→ WHAT IS ASKED
Reproduce every row below word for word, character for character, and leave the pictures out of your answer.

# START OF DATASET ROWS

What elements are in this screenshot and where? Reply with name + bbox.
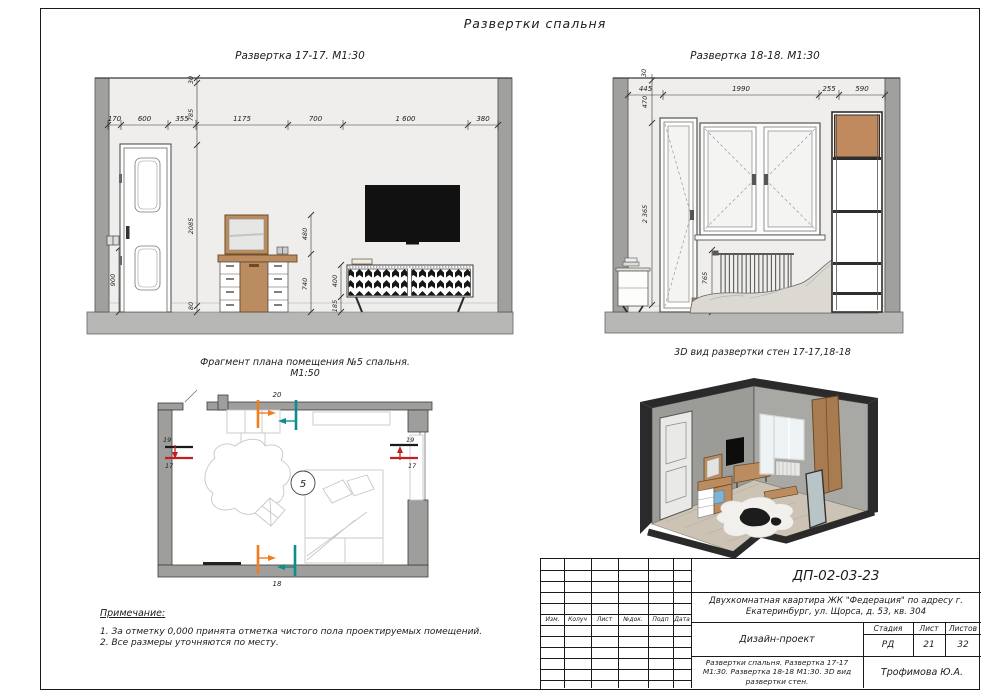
notes-heading: Примечание: [100, 608, 520, 620]
wardrobe [832, 112, 882, 312]
balcony-door [660, 118, 697, 312]
view3d-leaning-mirror [806, 470, 826, 528]
dim-1175: 1175 [233, 115, 251, 123]
tb-project-line2: Екатеринбург, ул. Щорса, д. 53, кв. 304 [746, 607, 926, 618]
tb-line [541, 625, 691, 626]
dresser-center-cabinet [240, 262, 268, 312]
dim-30: 30 [640, 69, 648, 77]
tb-label-izm: Изм. [541, 614, 564, 625]
door [119, 144, 171, 312]
elevation-17-title: Развертка 17-17. М1:30 [100, 50, 500, 62]
door-hinge [119, 256, 122, 265]
window-handle [764, 174, 768, 185]
entry-door-leaf [185, 390, 197, 402]
floor-band [87, 312, 513, 334]
door-handle [126, 226, 130, 239]
view3d-radiator [776, 461, 800, 476]
plan-title: Фрагмент плана помещения №5 спальня. М1:… [150, 357, 460, 379]
title-block: Изм. Колуч Лист №док. Подп Дата ДП-02-03… [540, 558, 980, 690]
side-wall-right [498, 78, 512, 312]
dim-255: 255 [822, 85, 836, 93]
plan-cabinet [313, 412, 390, 425]
tb-line [541, 647, 691, 648]
dim-30: 30 [187, 76, 195, 84]
view3d-window [760, 414, 804, 476]
marker-label-19: 19 [163, 436, 171, 444]
tb-project-line1: Двухкомнатная квартира ЖК "Федерация" по… [709, 596, 963, 607]
plan-rug [205, 439, 290, 514]
dim-600: 600 [138, 115, 152, 123]
dim-445: 445 [639, 85, 653, 93]
door-hinge [119, 174, 122, 183]
view3d-title: 3D вид развертки стен 17-17,18-18 [625, 347, 900, 358]
tb-label-doc: №док. [618, 614, 648, 625]
tb-stage-value: РД [863, 634, 913, 656]
tb-doc-type: Дизайн-проект [691, 622, 863, 656]
window-handle [752, 174, 756, 185]
tb-line [541, 581, 691, 582]
dim-2365: 2 365 [641, 205, 649, 224]
dim-590: 590 [855, 85, 869, 93]
tb-content-line3: развертки стен. [746, 677, 809, 687]
side-wall-right [885, 78, 900, 312]
tb-sheet-label: Лист [913, 622, 945, 634]
dim-765: 765 [701, 272, 709, 284]
marker-label-20: 20 [273, 391, 282, 399]
tb-stage-label: Стадия [863, 622, 913, 634]
note-item: 2. Все размеры уточняются по месту. [100, 638, 520, 650]
tb-line [541, 680, 691, 681]
floor-band [605, 312, 903, 333]
tb-line [541, 592, 691, 593]
tb-project: Двухкомнатная квартира ЖК "Федерация" по… [691, 592, 981, 622]
tb-label-koluch: Колуч [564, 614, 591, 625]
dim-480: 480 [301, 228, 309, 240]
plan-tv-stand-strip [203, 562, 241, 565]
open-drawer [714, 490, 724, 504]
note-item: 1. За отметку 0,000 принята отметка чист… [100, 627, 520, 639]
dim-900: 900 [109, 274, 117, 286]
view3d-drawing [626, 362, 896, 557]
radiator-valve [713, 251, 718, 255]
room-number: 5 [300, 479, 306, 490]
tb-doc-code: ДП-02-03-23 [691, 559, 981, 592]
dim-170: 170 [108, 115, 122, 123]
tb-line [541, 669, 691, 670]
window-sill [695, 235, 825, 240]
plan-title-scale: М1:50 [150, 368, 460, 379]
elevation-18-title: Развертка 18-18. М1:30 [600, 50, 910, 62]
books [625, 258, 637, 262]
marker-label-17: 17 [408, 462, 417, 470]
dim-1600: 1 600 [395, 115, 416, 123]
elevation-17-17-drawing: 170 600 355 1175 700 1 600 380 30 785 20… [85, 70, 515, 342]
balcony-door-handle [690, 210, 694, 220]
tb-sheets-value: 32 [945, 634, 981, 656]
dim-700: 700 [309, 115, 323, 123]
tb-author: Трофимова Ю.А. [863, 656, 981, 688]
tb-line [541, 658, 691, 659]
notes-block: Примечание: 1. За отметку 0,000 принята … [100, 608, 520, 650]
dim-740: 740 [301, 278, 309, 290]
tb-content-line2: М1:30. Развертка 18-18 М1:30. 3D вид [703, 667, 851, 677]
dim-380: 380 [476, 115, 490, 123]
tb-content: Развертки спальня. Развертка 17-17 М1:30… [691, 656, 863, 688]
view3d-tv [726, 437, 744, 466]
side-wall-left [95, 78, 109, 312]
dim-1990: 1990 [732, 85, 750, 93]
wardrobe-top-cabinet [835, 115, 880, 157]
marker-label-17: 17 [165, 462, 174, 470]
tb-label-podp: Подп [648, 614, 673, 625]
dim-470: 470 [641, 96, 649, 108]
plan-fragment-drawing: 5 20 18 19 17 [155, 388, 455, 616]
tb-line [541, 636, 691, 637]
tb-sheets-label: Листов [945, 622, 981, 634]
dim-785: 785 [187, 109, 195, 121]
tb-label-data: Дата [673, 614, 691, 625]
drawing-sheet: Развертки спальня Развертка 17-17. М1:30… [0, 0, 990, 700]
elevation-18-18-drawing: 445 1990 255 590 30 470 2 365 [600, 62, 905, 344]
dim-185: 185 [331, 300, 339, 312]
dim-2085: 2085 [187, 218, 195, 235]
tb-line [541, 603, 691, 604]
marker-label-18: 18 [273, 580, 282, 588]
tv [365, 185, 460, 245]
dim-400: 400 [331, 275, 339, 287]
view3d-door [660, 411, 692, 520]
page-title: Развертки спальня [335, 16, 735, 31]
tb-line [541, 570, 691, 571]
window [695, 123, 825, 240]
tray [352, 259, 372, 264]
tb-label-list: Лист [591, 614, 618, 625]
plan-title-line1: Фрагмент плана помещения №5 спальня. [150, 357, 460, 368]
dim-80: 80 [187, 302, 195, 310]
room-number-bubble: 5 [291, 471, 315, 495]
dresser-countertop [218, 255, 297, 262]
marker-label-19: 19 [406, 436, 414, 444]
books [623, 262, 639, 266]
tb-sheet-value: 21 [913, 634, 945, 656]
tb-content-line1: Развертки спальня. Развертка 17-17 [706, 658, 849, 668]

# END OF DATASET ROWS

→ WRITTEN SOLUTION
What elements are in this screenshot and where? Reply with name + bbox.
notes-heading: Примечание: [100, 608, 520, 620]
wardrobe [832, 112, 882, 312]
balcony-door [660, 118, 697, 312]
view3d-leaning-mirror [806, 470, 826, 528]
dim-1175: 1175 [233, 115, 251, 123]
tb-project-line2: Екатеринбург, ул. Щорса, д. 53, кв. 304 [746, 607, 926, 618]
tb-line [541, 625, 691, 626]
dresser-center-cabinet [240, 262, 268, 312]
dim-30: 30 [640, 69, 648, 77]
tb-label-izm: Изм. [541, 614, 564, 625]
door [119, 144, 171, 312]
elevation-17-title: Развертка 17-17. М1:30 [100, 50, 500, 62]
door-hinge [119, 256, 122, 265]
window-handle [764, 174, 768, 185]
entry-door-leaf [185, 390, 197, 402]
floor-band [87, 312, 513, 334]
door-handle [126, 226, 130, 239]
view3d-radiator [776, 461, 800, 476]
plan-title: Фрагмент плана помещения №5 спальня. М1:… [150, 357, 460, 379]
title-block: Изм. Колуч Лист №док. Подп Дата ДП-02-03… [540, 558, 980, 690]
side-wall-right [498, 78, 512, 312]
dim-255: 255 [822, 85, 836, 93]
plan-cabinet [313, 412, 390, 425]
tb-line [541, 647, 691, 648]
dim-30: 30 [187, 76, 195, 84]
view3d-window [760, 414, 804, 476]
marker-label-19: 19 [163, 436, 171, 444]
tb-project-line1: Двухкомнатная квартира ЖК "Федерация" по… [709, 596, 963, 607]
plan-rug [205, 439, 290, 514]
dim-600: 600 [138, 115, 152, 123]
dim-445: 445 [639, 85, 653, 93]
door-hinge [119, 174, 122, 183]
view3d-title: 3D вид развертки стен 17-17,18-18 [625, 347, 900, 358]
tb-label-doc: №док. [618, 614, 648, 625]
tb-stage-value: РД [863, 634, 913, 656]
tb-doc-type: Дизайн-проект [691, 622, 863, 656]
window-handle [752, 174, 756, 185]
tb-line [541, 581, 691, 582]
dim-2365: 2 365 [641, 205, 649, 224]
dim-590: 590 [855, 85, 869, 93]
tb-content-line3: развертки стен. [746, 677, 809, 687]
side-wall-right [885, 78, 900, 312]
tb-sheet-label: Лист [913, 622, 945, 634]
dim-765: 765 [701, 272, 709, 284]
marker-label-20: 20 [273, 391, 282, 399]
tb-stage-label: Стадия [863, 622, 913, 634]
note-item: 2. Все размеры уточняются по месту. [100, 638, 520, 650]
tb-line [541, 680, 691, 681]
floor-band [605, 312, 903, 333]
tb-line [541, 592, 691, 593]
tb-project: Двухкомнатная квартира ЖК "Федерация" по… [691, 592, 981, 622]
tb-label-koluch: Колуч [564, 614, 591, 625]
dim-480: 480 [301, 228, 309, 240]
plan-tv-stand-strip [203, 562, 241, 565]
open-drawer [714, 490, 724, 504]
note-item: 1. За отметку 0,000 принята отметка чист… [100, 627, 520, 639]
dim-900: 900 [109, 274, 117, 286]
view3d-drawing [626, 362, 896, 557]
radiator-valve [713, 251, 718, 255]
room-number: 5 [300, 479, 306, 490]
tb-doc-code: ДП-02-03-23 [691, 559, 981, 592]
dim-170: 170 [108, 115, 122, 123]
tb-line [541, 669, 691, 670]
window-sill [695, 235, 825, 240]
plan-title-scale: М1:50 [150, 368, 460, 379]
elevation-18-title: Развертка 18-18. М1:30 [600, 50, 910, 62]
books [625, 258, 637, 262]
marker-label-17: 17 [408, 462, 417, 470]
dim-1600: 1 600 [395, 115, 416, 123]
elevation-17-17-drawing: 170 600 355 1175 700 1 600 380 30 785 20… [85, 70, 515, 342]
balcony-door-handle [690, 210, 694, 220]
tb-sheets-value: 32 [945, 634, 981, 656]
dim-700: 700 [309, 115, 323, 123]
tb-author: Трофимова Ю.А. [863, 656, 981, 688]
tb-line [541, 658, 691, 659]
notes-block: Примечание: 1. За отметку 0,000 принята … [100, 608, 520, 650]
dim-740: 740 [301, 278, 309, 290]
tb-content-line2: М1:30. Развертка 18-18 М1:30. 3D вид [703, 667, 851, 677]
dim-380: 380 [476, 115, 490, 123]
tb-content: Развертки спальня. Развертка 17-17 М1:30… [691, 656, 863, 688]
view3d-tv [726, 437, 744, 466]
side-wall-left [95, 78, 109, 312]
dim-1990: 1990 [732, 85, 750, 93]
wardrobe-top-cabinet [835, 115, 880, 157]
marker-label-17: 17 [165, 462, 174, 470]
tb-label-podp: Подп [648, 614, 673, 625]
dim-470: 470 [641, 96, 649, 108]
plan-fragment-drawing: 5 20 18 19 17 [155, 388, 455, 616]
tb-line [541, 636, 691, 637]
tb-sheets-label: Листов [945, 622, 981, 634]
dim-785: 785 [187, 109, 195, 121]
tb-label-data: Дата [673, 614, 691, 625]
drawing-sheet: Развертки спальня Развертка 17-17. М1:30… [0, 0, 990, 700]
elevation-18-18-drawing: 445 1990 255 590 30 470 2 365 [600, 62, 905, 344]
dim-185: 185 [331, 300, 339, 312]
dim-2085: 2085 [187, 218, 195, 235]
tb-line [541, 603, 691, 604]
marker-label-18: 18 [273, 580, 282, 588]
tv [365, 185, 460, 245]
dim-400: 400 [331, 275, 339, 287]
view3d-door [660, 411, 692, 520]
page-title: Развертки спальня [335, 16, 735, 31]
tb-line [541, 570, 691, 571]
window [695, 123, 825, 240]
tray [352, 259, 372, 264]
tb-label-list: Лист [591, 614, 618, 625]
plan-title-line1: Фрагмент плана помещения №5 спальня. [150, 357, 460, 368]
dim-80: 80 [187, 302, 195, 310]
room-number-bubble: 5 [291, 471, 315, 495]
dresser-countertop [218, 255, 297, 262]
marker-label-19: 19 [406, 436, 414, 444]
books [623, 262, 639, 266]
tb-sheet-value: 21 [913, 634, 945, 656]
tb-content-line1: Развертки спальня. Развертка 17-17 [706, 658, 849, 668]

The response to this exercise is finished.